Requirements:
Isolate every line in the records below with "panel" in it.

Given records:

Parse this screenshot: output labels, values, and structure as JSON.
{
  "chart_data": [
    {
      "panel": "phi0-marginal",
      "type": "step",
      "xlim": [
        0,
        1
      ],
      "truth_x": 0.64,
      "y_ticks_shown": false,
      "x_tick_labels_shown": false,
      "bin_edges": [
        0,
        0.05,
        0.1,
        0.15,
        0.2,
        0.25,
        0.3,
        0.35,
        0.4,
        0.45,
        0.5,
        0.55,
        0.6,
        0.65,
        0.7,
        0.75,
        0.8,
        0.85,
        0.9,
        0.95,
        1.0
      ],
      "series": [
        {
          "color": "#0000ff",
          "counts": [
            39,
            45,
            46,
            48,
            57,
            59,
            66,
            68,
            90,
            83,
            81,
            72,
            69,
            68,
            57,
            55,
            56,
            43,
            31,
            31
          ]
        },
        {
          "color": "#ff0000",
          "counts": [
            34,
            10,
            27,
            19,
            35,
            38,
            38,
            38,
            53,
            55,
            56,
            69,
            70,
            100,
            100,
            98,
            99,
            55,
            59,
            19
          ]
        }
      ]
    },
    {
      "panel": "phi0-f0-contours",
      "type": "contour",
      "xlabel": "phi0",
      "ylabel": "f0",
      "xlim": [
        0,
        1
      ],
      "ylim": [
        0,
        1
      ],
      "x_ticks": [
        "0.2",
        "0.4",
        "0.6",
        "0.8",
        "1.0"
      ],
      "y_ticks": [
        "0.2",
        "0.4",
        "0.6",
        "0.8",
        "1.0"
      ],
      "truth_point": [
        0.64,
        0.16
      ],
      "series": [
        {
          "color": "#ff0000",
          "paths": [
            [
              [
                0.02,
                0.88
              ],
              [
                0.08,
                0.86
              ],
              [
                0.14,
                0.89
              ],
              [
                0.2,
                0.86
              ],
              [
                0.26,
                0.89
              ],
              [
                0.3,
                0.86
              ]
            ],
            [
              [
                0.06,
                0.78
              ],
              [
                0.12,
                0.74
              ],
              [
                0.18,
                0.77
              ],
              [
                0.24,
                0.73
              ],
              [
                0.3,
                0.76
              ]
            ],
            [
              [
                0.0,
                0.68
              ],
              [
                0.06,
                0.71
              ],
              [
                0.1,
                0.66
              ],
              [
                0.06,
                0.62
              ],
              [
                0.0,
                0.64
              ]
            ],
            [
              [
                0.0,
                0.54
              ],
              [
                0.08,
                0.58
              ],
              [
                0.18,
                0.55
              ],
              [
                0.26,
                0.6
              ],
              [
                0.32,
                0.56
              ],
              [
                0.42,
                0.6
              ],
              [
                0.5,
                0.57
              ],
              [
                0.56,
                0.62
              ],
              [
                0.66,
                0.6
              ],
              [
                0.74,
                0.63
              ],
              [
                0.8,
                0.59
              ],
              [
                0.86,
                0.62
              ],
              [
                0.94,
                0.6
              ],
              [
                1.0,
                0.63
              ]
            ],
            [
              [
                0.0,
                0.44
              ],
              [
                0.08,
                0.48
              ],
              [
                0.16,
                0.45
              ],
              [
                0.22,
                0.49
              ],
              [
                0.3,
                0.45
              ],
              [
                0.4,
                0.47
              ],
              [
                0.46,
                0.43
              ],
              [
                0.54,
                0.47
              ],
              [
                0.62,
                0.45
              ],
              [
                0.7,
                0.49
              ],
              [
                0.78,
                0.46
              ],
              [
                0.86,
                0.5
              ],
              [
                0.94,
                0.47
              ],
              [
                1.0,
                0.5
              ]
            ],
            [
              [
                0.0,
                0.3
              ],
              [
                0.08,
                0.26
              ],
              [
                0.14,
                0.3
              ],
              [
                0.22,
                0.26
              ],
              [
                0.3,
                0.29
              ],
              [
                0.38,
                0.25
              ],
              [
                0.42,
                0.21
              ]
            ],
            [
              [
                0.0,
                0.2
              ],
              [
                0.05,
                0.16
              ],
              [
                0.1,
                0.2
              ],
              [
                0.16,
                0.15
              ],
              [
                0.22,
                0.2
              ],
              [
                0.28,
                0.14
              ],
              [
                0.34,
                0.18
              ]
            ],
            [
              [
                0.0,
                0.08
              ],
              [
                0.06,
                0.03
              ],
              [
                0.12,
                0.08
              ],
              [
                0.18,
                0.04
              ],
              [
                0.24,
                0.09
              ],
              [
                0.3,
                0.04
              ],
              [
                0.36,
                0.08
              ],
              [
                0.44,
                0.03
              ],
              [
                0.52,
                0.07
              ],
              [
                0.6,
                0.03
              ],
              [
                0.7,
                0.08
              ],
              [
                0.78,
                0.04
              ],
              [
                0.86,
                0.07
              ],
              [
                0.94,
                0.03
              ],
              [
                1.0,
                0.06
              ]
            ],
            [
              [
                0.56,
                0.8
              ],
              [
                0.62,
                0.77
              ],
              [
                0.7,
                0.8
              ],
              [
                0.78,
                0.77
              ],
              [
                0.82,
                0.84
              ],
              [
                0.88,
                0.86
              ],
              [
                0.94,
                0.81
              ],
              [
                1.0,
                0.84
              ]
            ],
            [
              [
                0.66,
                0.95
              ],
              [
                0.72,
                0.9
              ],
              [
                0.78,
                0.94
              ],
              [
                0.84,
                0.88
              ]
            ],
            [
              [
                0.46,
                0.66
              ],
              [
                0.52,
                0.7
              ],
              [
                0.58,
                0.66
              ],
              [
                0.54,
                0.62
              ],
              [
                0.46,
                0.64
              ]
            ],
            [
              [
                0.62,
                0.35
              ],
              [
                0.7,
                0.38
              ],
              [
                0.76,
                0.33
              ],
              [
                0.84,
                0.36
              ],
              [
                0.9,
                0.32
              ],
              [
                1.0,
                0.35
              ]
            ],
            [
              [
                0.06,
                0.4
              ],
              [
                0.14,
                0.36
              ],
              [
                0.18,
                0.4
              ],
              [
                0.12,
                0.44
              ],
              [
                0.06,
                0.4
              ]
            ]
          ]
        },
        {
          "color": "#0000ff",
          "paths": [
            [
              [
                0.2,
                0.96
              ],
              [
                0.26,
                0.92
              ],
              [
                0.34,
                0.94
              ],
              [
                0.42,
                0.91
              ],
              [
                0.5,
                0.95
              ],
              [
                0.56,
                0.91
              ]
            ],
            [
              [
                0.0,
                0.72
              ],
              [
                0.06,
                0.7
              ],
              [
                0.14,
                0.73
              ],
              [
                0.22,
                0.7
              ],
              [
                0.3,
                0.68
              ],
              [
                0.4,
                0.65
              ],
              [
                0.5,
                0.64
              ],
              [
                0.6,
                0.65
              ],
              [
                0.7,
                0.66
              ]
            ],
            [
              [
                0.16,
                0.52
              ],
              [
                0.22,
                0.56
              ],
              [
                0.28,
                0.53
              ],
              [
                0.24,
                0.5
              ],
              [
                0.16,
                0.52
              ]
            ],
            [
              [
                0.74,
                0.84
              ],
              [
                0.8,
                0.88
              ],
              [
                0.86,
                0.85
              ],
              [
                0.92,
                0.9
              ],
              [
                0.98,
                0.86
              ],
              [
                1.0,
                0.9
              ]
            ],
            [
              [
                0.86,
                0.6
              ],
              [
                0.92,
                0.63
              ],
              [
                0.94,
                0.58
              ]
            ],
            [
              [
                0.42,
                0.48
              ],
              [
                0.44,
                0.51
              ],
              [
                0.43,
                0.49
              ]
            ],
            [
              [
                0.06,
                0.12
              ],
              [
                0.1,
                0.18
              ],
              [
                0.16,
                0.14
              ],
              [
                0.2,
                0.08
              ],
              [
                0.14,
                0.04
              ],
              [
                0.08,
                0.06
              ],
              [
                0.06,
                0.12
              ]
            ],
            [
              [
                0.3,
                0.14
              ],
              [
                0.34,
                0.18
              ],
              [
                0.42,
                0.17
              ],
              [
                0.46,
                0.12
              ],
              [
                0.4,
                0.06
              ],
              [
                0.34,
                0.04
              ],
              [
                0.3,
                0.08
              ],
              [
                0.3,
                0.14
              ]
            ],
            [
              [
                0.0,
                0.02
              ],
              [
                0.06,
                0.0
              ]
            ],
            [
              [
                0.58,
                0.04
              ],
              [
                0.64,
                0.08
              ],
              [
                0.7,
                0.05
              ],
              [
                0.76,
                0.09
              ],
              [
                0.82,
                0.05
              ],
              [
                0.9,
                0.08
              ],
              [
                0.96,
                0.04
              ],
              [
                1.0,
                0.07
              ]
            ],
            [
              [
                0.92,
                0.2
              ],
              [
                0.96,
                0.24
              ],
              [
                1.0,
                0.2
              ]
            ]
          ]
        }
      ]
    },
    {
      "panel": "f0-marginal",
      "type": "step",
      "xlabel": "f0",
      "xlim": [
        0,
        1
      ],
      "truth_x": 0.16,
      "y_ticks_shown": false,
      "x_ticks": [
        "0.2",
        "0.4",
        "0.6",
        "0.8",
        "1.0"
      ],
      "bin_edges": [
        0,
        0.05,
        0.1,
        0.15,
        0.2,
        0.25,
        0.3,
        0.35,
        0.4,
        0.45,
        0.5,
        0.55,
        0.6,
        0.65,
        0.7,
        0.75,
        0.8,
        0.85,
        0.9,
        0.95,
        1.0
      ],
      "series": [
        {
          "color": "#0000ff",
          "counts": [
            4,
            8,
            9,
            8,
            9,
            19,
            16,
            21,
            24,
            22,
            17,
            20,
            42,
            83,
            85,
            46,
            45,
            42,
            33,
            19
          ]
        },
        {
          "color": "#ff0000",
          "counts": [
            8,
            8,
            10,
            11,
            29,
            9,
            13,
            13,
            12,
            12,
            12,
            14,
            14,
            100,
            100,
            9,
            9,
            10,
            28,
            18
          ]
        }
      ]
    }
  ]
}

Answer for this exercise:
      "panel": "phi0-marginal",
      "panel": "phi0-f0-contours",
      "panel": "f0-marginal",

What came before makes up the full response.